* **Supplied entries**:
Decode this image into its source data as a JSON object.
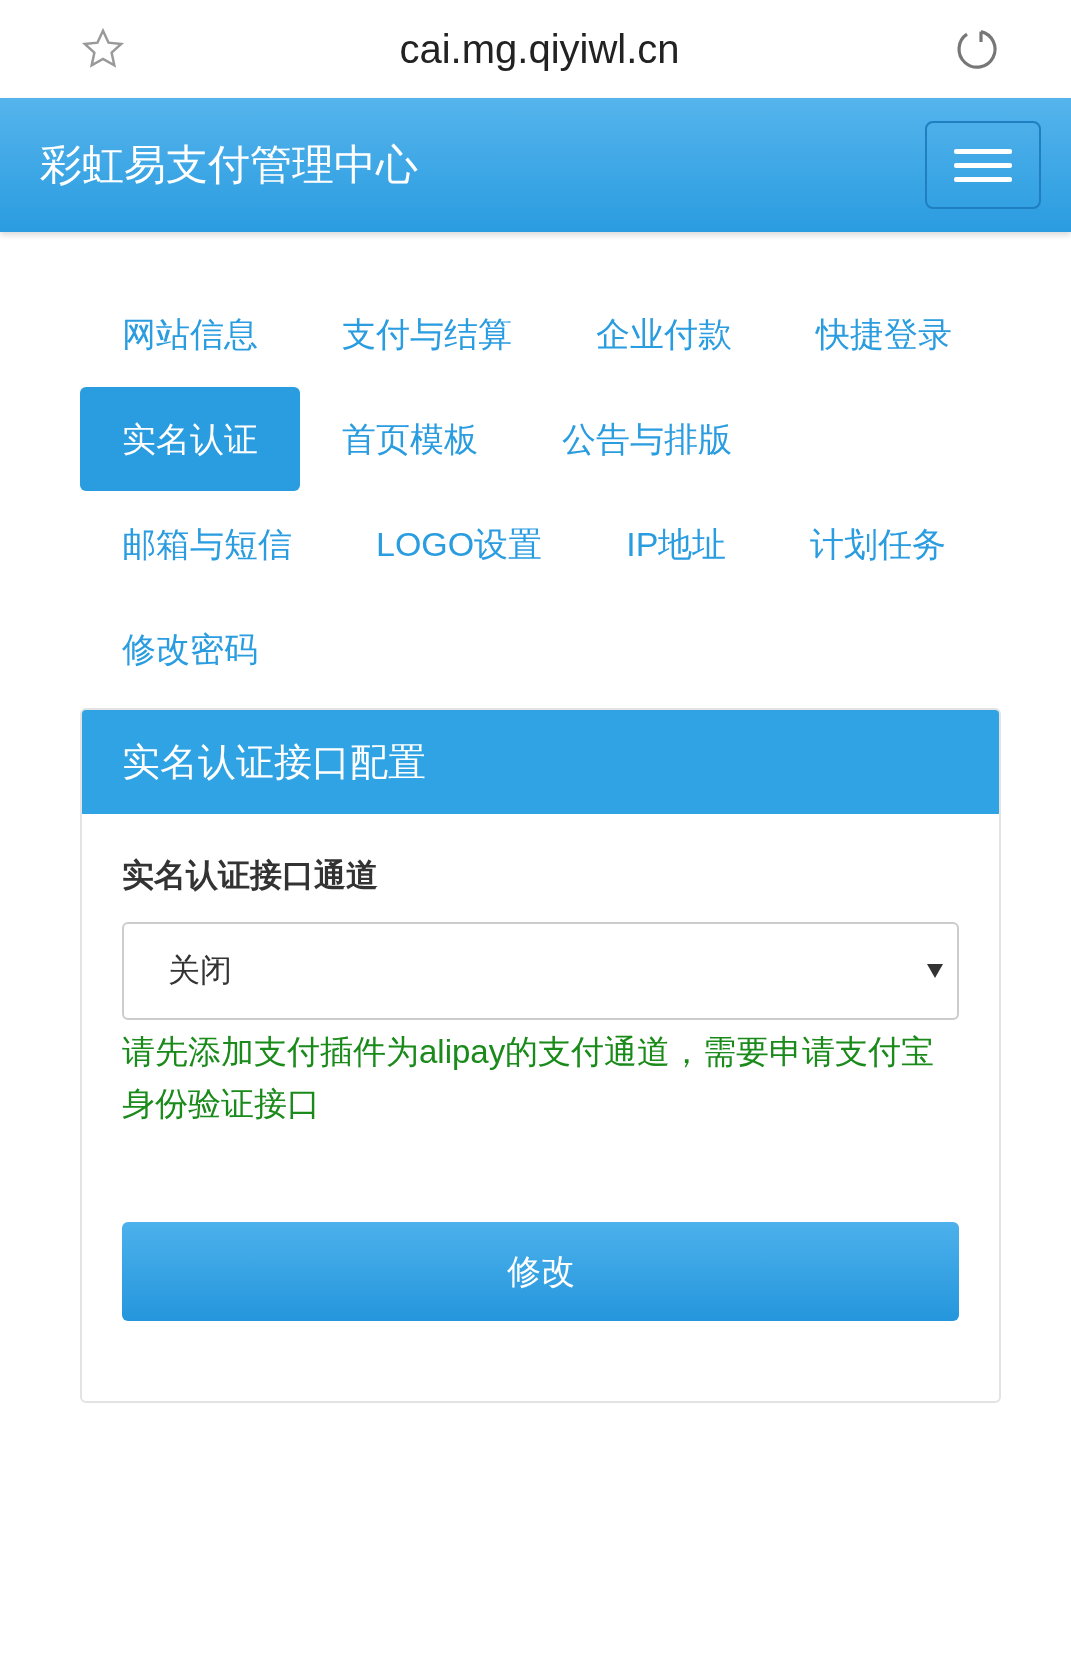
{
  "browser_bar": {
    "url": "cai.mg.qiyiwl.cn"
  },
  "navbar": {
    "title": "彩虹易支付管理中心"
  },
  "tabs": [
    {
      "label": "网站信息",
      "selected": false
    },
    {
      "label": "支付与结算",
      "selected": false
    },
    {
      "label": "企业付款",
      "selected": false
    },
    {
      "label": "快捷登录",
      "selected": false
    },
    {
      "label": "实名认证",
      "selected": true
    },
    {
      "label": "首页模板",
      "selected": false
    },
    {
      "label": "公告与排版",
      "selected": false
    },
    {
      "label": "邮箱与短信",
      "selected": false
    },
    {
      "label": "LOGO设置",
      "selected": false
    },
    {
      "label": "IP地址",
      "selected": false
    },
    {
      "label": "计划任务",
      "selected": false
    },
    {
      "label": "修改密码",
      "selected": false
    }
  ],
  "panel": {
    "title": "实名认证接口配置",
    "field_label": "实名认证接口通道",
    "select_value": "关闭",
    "help_text": "请先添加支付插件为alipay的支付通道，需要申请支付宝身份验证接口",
    "submit": "修改"
  }
}
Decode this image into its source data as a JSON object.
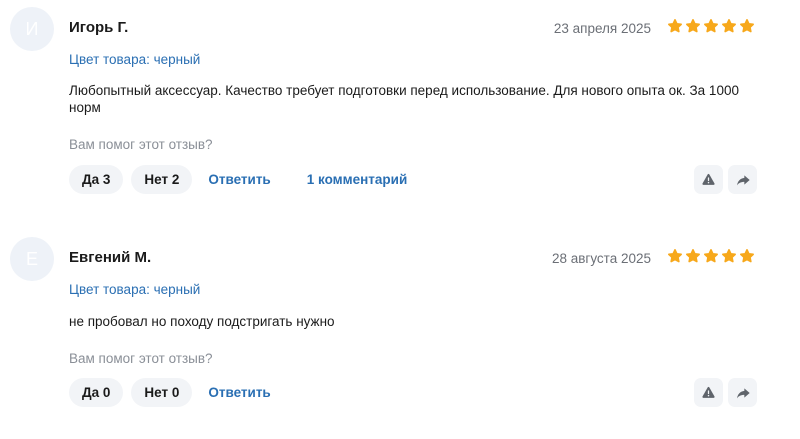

* **Given exercise**:
Every record is to be reproduced exactly, with no pictures included.

* **Answer to this task**:
Decode this image into its source data as a JSON object.
{
  "browser_bar": {
    "url": "cai.mg.qiyiwl.cn"
  },
  "navbar": {
    "title": "彩虹易支付管理中心"
  },
  "tabs": [
    {
      "label": "网站信息",
      "selected": false
    },
    {
      "label": "支付与结算",
      "selected": false
    },
    {
      "label": "企业付款",
      "selected": false
    },
    {
      "label": "快捷登录",
      "selected": false
    },
    {
      "label": "实名认证",
      "selected": true
    },
    {
      "label": "首页模板",
      "selected": false
    },
    {
      "label": "公告与排版",
      "selected": false
    },
    {
      "label": "邮箱与短信",
      "selected": false
    },
    {
      "label": "LOGO设置",
      "selected": false
    },
    {
      "label": "IP地址",
      "selected": false
    },
    {
      "label": "计划任务",
      "selected": false
    },
    {
      "label": "修改密码",
      "selected": false
    }
  ],
  "panel": {
    "title": "实名认证接口配置",
    "field_label": "实名认证接口通道",
    "select_value": "关闭",
    "help_text": "请先添加支付插件为alipay的支付通道，需要申请支付宝身份验证接口",
    "submit": "修改"
  }
}
Decode this image into its source data as a JSON object.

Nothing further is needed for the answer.